The problem: All of the material below is to be repeated exactly.

Raw records:
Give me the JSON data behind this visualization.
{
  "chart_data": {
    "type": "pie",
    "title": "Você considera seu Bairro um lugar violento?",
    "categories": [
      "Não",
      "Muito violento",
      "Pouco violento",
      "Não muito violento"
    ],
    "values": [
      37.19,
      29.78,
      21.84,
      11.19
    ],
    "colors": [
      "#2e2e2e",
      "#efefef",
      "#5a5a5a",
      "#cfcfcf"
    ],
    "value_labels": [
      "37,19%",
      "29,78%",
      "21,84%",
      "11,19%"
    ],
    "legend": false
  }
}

Answer for the task:
Give me the JSON data behind this visualization.
{
  "chart_data": {
    "type": "pie",
    "title": "Você considera seu Bairro um lugar violento?",
    "categories": [
      "Não",
      "Muito violento",
      "Pouco violento",
      "Não muito violento"
    ],
    "values": [
      37.19,
      29.78,
      21.84,
      11.19
    ],
    "colors": [
      "#2e2e2e",
      "#efefef",
      "#5a5a5a",
      "#cfcfcf"
    ],
    "value_labels": [
      "37,19%",
      "29,78%",
      "21,84%",
      "11,19%"
    ],
    "legend": false
  }
}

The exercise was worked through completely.